### READING TEXT
I was able to mount the boot partition drive using a live cd. I chrooted the files ystem and wrote to it.

I'm not sure what to do once I've mounted the drive?

How do I make it writable?  

I tried a chmod 755 to the boot kernel with no luck.  I believe the normal permission is 644.

Thanks for the line!

----------

## BillWho

cwc,

 *Quote:*   

> I edited my grub file to update my system rescue

 

Usually ro single is appended to the kernel line for recovery mode. 

The kernel should be set to 644 root root

Check the status of the mounts with mount|column -t

It should return (rw,noatime,errors=continue,barrier=1,data=writeback) for /

Did you change your fstab line for /   :Question: 

I don't know what changes you made so I can't guess at an answer at the moment   :Smile: 

----------

## cwc

 *BillWho wrote:*   

> cwc,
> 
>  *Quote:*   I edited my grub file to update my system rescue 
> 
> Usually ro single is appended to the kernel line for recovery mode. 
> ...

 

I did not change my fstab  .  I'm my / is set to defaults

The only thing I changed was the kernel for my recovery kernel  3.0.1 instead of 2.6.

I do not think that was the issue.  I am not on the internet with my gentoo box so it's kind of tough typing the exact errors.

Presently all I can do is tty.  I think I'll chroot then check read/write.

How about fsck ?

----------

## BillWho

cwc,

 *Quote:*   

> How about fsck ?

 

It can't hurt anything to do an error check   :Exclamation: 

Just make sure the filesystems you're going to check are not mounted   :Smile: 

----------

## cwc

 *BillWho wrote:*   

> cwc,
> 
>  *Quote:*   How about fsck ? 
> 
> It can't hurt anything to do an error check  
> ...

 

! fsck solved the problem? !

I do know my system has some issues.

On boot I get these two errors:

Error 1 > Setting up the Logical Volume Manage .  No Volume Groups . . .  (I've got a basic system)  /boot swap /root  /mnt/uno  /mnt/duo

Error 2 >*WARNING:  rc_sys not defined in  rc.conf  falling back to automatic detection.

Thanks again for the lines!  I'll work on thing tomorrow.

https://forums.gentoo.org/viewtopic-t-851868.html

https://forums.gentoo.org/viewtopic-t-881249.html

----------
######
### GIVEN ENTRIES
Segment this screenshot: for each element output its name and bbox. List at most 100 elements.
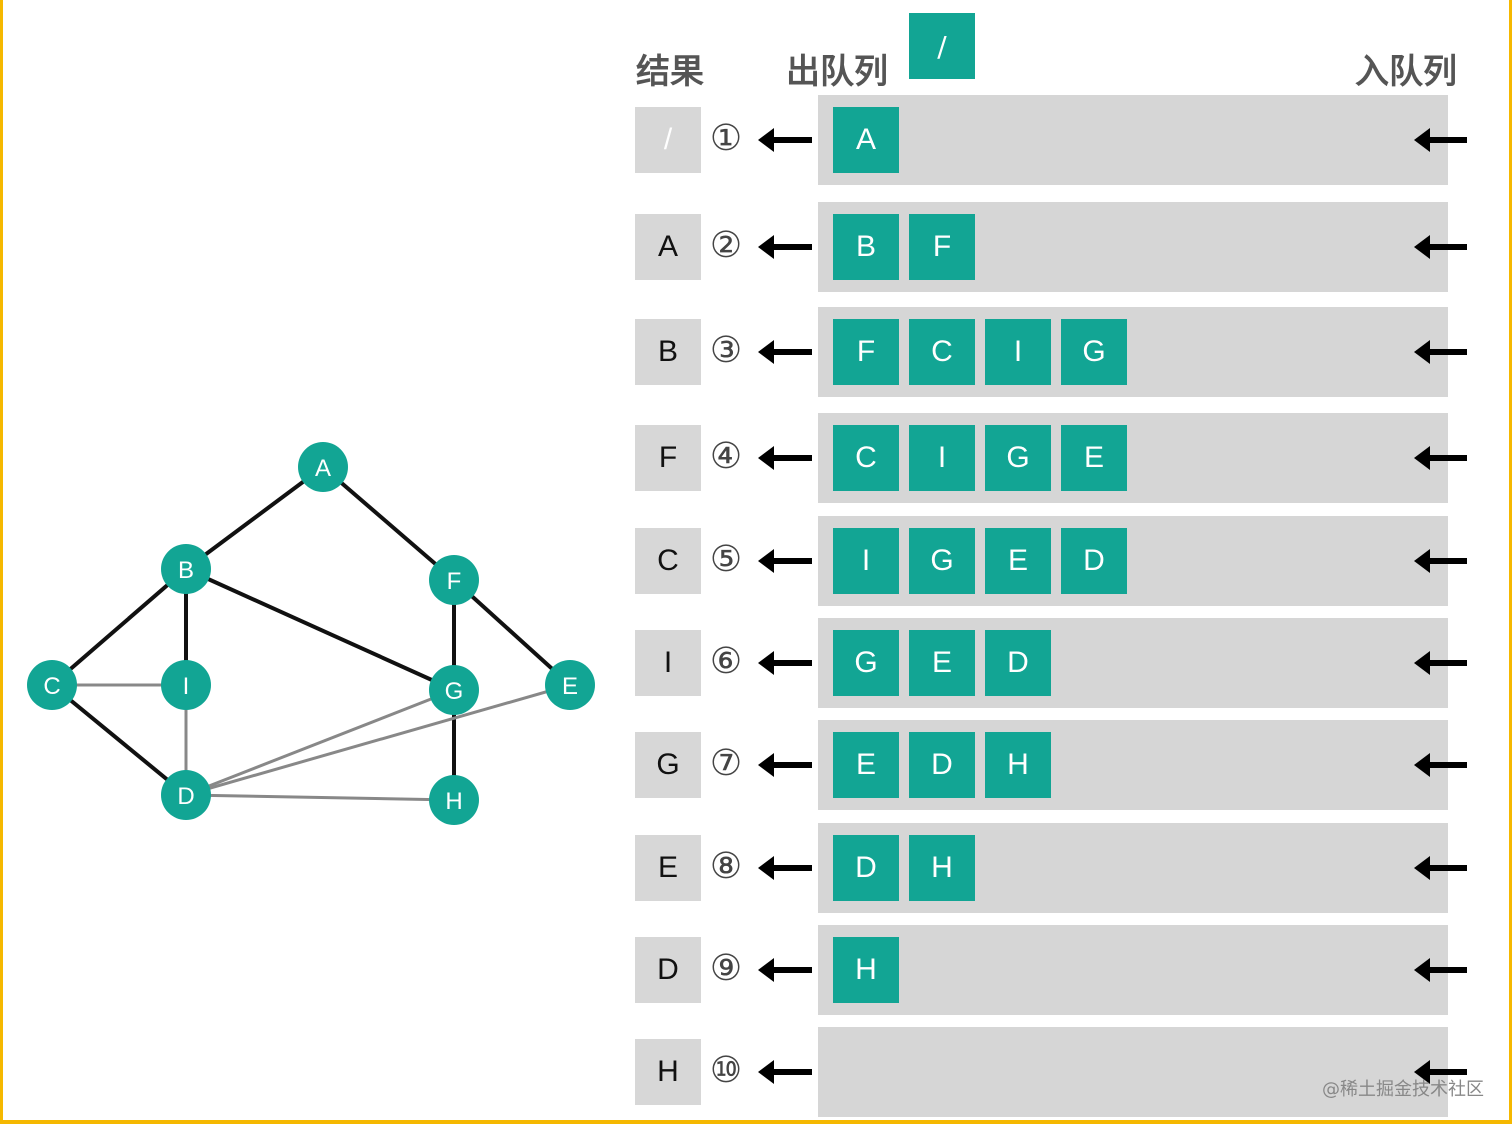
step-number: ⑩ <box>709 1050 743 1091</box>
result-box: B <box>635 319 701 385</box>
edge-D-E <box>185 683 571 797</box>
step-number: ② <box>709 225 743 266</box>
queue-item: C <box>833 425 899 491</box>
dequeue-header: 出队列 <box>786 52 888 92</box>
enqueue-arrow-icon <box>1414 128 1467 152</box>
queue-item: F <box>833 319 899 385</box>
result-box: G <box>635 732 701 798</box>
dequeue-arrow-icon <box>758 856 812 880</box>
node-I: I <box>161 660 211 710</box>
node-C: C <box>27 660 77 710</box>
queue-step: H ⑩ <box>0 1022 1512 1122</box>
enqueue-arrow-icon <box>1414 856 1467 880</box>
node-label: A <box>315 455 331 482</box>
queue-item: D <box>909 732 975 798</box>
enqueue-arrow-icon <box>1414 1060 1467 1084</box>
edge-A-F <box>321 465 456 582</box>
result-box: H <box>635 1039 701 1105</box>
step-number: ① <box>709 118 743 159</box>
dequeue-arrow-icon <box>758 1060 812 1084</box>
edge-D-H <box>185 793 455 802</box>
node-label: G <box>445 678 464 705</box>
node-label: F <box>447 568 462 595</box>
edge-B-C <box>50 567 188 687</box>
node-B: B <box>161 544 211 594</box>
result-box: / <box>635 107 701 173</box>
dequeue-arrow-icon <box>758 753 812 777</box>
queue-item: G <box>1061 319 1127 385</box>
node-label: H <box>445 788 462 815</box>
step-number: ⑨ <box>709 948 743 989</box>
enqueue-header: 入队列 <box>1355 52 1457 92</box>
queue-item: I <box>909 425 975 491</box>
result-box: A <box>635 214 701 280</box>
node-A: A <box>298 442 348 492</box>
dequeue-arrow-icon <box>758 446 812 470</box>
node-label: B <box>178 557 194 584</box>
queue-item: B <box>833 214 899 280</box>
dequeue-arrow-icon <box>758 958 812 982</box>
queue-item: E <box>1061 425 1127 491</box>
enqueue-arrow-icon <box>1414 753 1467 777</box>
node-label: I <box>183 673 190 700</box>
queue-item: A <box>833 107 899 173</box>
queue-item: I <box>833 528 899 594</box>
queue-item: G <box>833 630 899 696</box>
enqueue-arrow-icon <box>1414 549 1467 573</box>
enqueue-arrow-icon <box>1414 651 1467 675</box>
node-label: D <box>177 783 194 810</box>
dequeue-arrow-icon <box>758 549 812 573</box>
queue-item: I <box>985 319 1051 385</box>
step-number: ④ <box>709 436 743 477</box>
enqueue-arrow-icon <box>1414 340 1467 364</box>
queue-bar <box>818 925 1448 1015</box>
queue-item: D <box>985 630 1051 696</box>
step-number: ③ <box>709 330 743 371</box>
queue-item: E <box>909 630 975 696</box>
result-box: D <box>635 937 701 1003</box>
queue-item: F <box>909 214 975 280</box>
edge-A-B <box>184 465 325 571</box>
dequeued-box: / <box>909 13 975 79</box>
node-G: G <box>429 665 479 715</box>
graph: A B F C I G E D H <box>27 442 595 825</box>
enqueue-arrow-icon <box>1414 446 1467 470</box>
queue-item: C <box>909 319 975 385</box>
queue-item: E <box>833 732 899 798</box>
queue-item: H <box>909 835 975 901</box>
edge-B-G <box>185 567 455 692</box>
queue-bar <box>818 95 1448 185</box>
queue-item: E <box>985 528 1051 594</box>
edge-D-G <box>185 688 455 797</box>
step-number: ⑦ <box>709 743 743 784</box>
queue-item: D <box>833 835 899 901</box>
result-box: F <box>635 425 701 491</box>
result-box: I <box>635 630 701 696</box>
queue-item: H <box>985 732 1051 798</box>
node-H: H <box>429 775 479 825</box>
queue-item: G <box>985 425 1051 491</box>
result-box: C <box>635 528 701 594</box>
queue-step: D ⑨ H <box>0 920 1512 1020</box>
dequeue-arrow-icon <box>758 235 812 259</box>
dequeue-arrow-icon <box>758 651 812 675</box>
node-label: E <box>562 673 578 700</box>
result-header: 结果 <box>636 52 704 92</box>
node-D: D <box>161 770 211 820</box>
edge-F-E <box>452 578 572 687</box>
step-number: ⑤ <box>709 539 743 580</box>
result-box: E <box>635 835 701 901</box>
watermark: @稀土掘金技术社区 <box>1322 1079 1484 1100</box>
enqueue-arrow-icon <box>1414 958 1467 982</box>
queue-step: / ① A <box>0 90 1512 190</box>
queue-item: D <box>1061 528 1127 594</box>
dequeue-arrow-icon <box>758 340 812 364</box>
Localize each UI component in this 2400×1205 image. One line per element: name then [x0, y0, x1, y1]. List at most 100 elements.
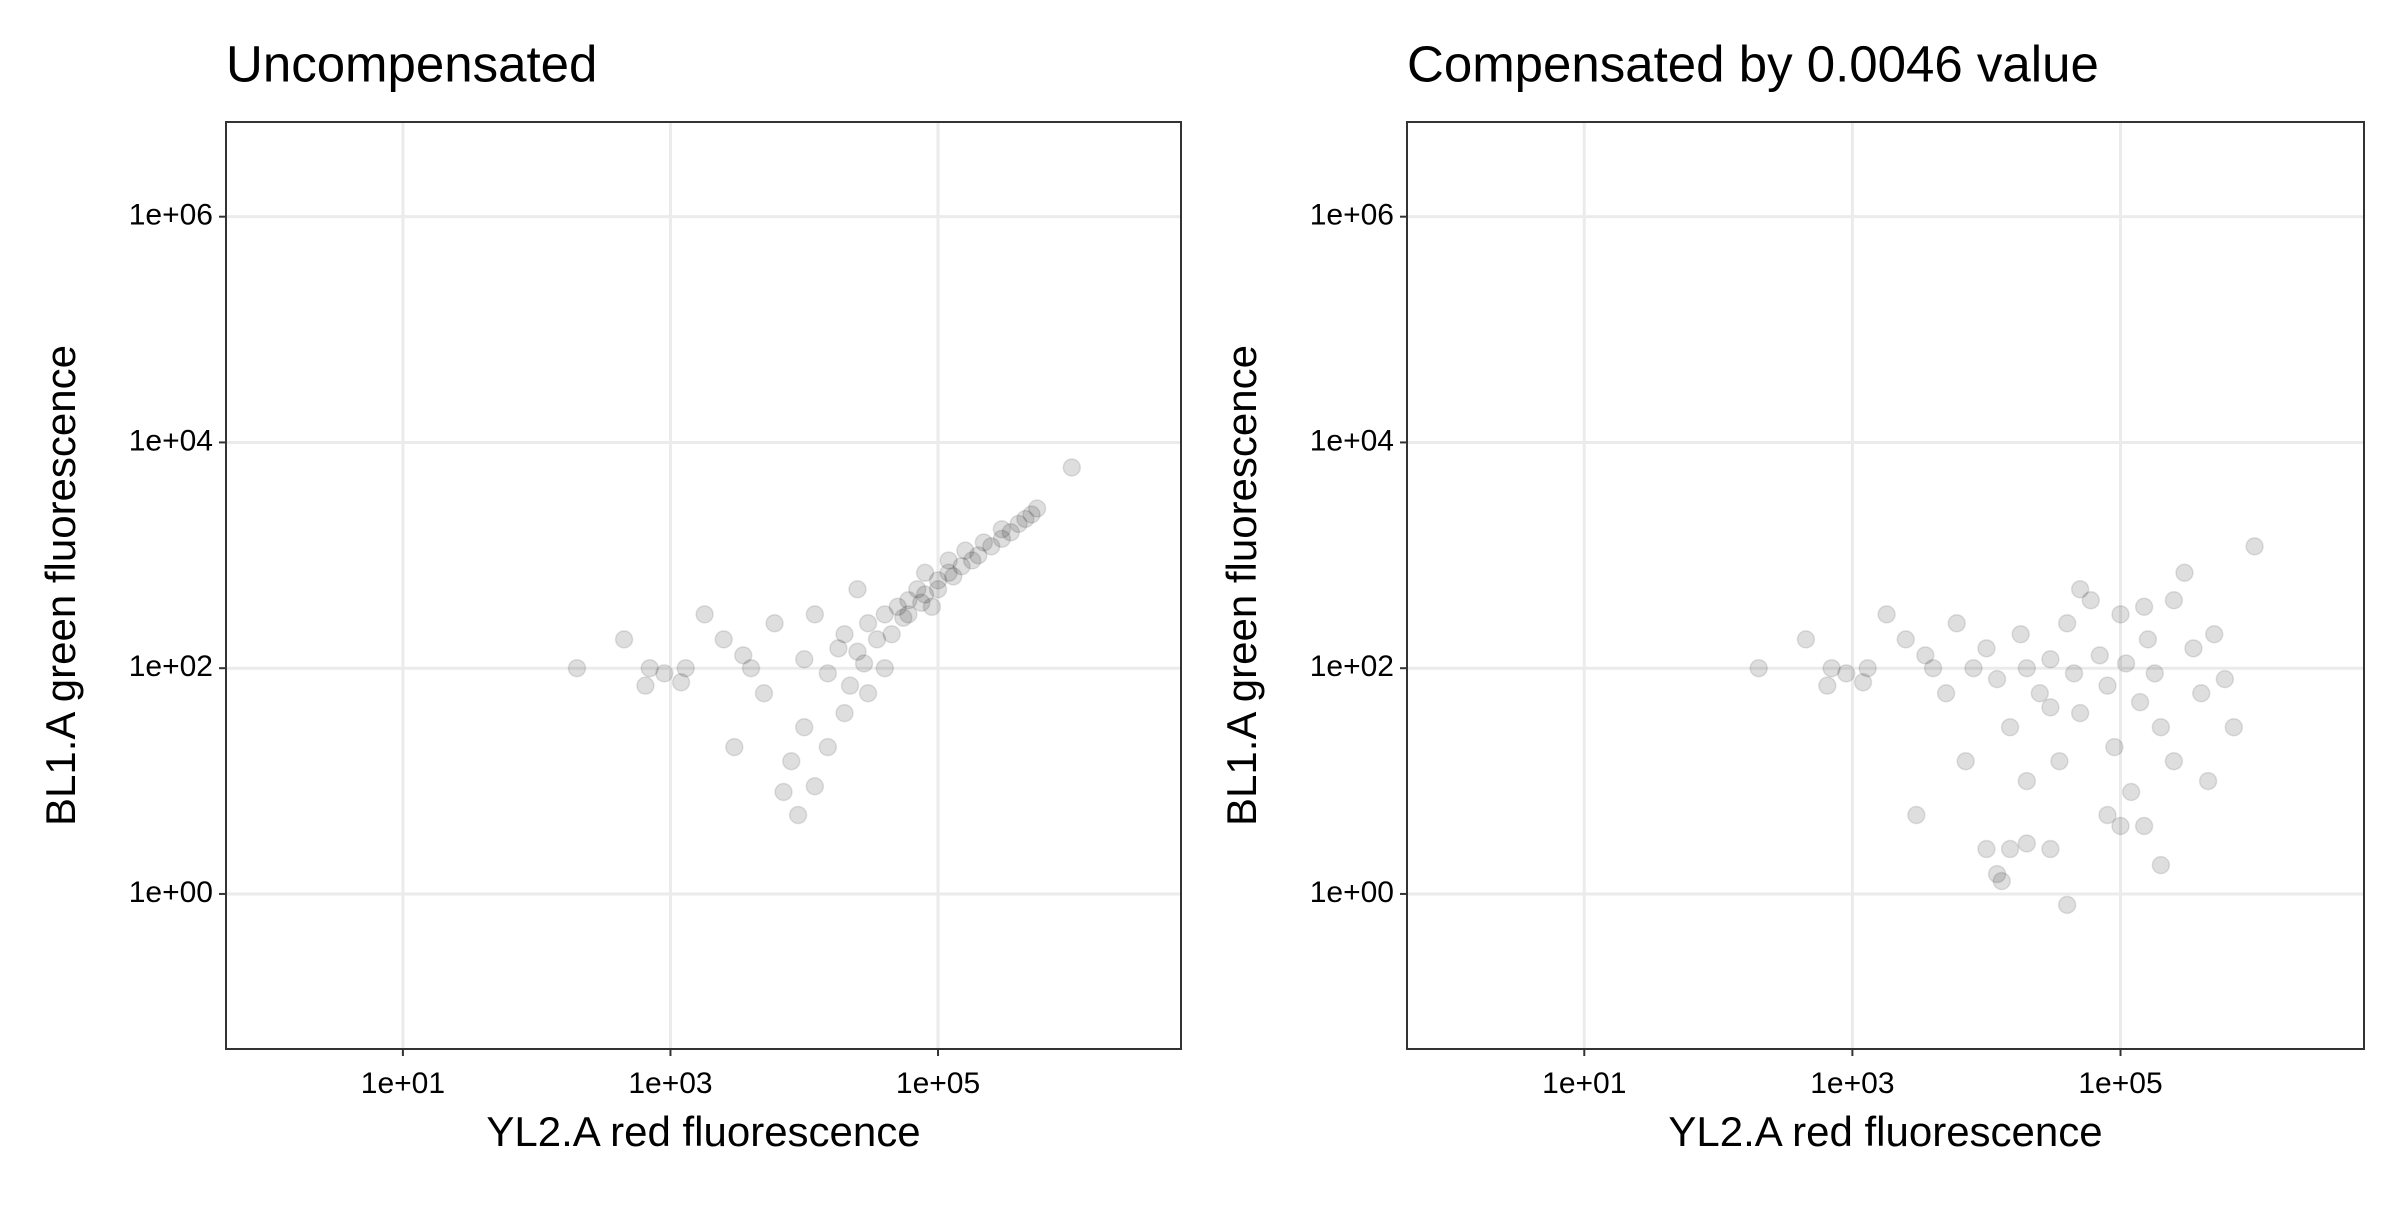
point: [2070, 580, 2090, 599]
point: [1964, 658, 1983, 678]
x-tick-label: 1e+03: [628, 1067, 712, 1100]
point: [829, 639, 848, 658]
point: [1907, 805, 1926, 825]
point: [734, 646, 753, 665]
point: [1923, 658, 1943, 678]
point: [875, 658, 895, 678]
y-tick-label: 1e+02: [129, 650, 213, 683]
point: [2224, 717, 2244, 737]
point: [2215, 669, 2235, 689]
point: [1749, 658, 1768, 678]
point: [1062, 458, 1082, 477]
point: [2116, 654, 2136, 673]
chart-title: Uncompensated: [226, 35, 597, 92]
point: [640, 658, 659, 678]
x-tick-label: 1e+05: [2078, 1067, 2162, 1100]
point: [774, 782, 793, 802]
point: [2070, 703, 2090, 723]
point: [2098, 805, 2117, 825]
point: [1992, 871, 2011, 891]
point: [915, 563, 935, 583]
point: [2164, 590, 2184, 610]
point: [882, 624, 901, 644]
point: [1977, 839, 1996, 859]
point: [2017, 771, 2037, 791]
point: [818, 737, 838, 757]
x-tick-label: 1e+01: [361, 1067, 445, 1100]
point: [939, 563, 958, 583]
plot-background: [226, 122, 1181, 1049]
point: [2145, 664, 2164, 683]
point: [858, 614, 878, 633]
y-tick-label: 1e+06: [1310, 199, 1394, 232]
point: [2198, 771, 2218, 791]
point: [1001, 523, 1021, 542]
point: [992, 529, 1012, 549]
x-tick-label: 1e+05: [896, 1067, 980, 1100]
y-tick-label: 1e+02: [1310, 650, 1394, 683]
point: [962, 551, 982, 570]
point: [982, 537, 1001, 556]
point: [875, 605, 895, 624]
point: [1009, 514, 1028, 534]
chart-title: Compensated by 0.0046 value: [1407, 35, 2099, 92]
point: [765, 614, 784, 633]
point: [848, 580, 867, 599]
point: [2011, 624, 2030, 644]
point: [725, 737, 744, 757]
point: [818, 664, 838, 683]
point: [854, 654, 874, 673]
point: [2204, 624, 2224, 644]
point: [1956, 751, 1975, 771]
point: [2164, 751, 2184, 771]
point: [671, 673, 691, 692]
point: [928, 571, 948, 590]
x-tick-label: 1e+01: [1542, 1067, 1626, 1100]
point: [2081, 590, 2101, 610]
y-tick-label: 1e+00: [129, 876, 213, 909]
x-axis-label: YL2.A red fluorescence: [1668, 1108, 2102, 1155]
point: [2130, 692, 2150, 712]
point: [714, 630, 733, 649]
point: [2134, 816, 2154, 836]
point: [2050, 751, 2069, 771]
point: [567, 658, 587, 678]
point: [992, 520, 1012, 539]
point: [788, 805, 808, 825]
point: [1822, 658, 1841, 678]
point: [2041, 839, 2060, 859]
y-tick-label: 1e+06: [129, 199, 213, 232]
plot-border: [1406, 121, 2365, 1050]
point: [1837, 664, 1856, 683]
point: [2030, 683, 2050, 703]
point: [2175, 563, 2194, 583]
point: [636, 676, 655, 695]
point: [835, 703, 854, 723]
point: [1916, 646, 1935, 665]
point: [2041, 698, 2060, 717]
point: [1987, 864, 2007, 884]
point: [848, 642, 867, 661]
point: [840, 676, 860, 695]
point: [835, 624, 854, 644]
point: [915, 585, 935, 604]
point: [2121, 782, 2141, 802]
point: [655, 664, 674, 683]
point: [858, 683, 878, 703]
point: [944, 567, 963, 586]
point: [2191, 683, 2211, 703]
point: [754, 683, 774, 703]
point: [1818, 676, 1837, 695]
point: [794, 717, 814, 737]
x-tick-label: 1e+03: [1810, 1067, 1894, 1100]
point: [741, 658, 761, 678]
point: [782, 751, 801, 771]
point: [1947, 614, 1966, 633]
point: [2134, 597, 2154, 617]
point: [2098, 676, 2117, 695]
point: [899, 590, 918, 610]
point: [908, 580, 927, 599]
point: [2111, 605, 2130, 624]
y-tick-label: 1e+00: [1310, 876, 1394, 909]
######
» REQUIREMENTS
a) In the forum thread, which kernel did cwc switch to for recovery, and what did it replace?
b) Lay out the listing as a JSON list of strings, one per line. Begin at the line that has "point: [2070, 580, 2090, 599]" and stop after the line that has "y-tick-label: 1e+02: [129, 650, 213, 683]".
The listing has no connection to the forum thread.

» RESPONSES PER TASK
a) Kernel 3.0.1, in place of 2.6.

b)
[
  "point: [2070, 580, 2090, 599]",
  "point: [1964, 658, 1983, 678]",
  "x-tick-label: 1e+03: [628, 1067, 712, 1100]",
  "point: [829, 639, 848, 658]",
  "point: [1907, 805, 1926, 825]",
  "point: [734, 646, 753, 665]",
  "point: [1923, 658, 1943, 678]",
  "point: [875, 658, 895, 678]",
  "y-tick-label: 1e+02: [129, 650, 213, 683]"
]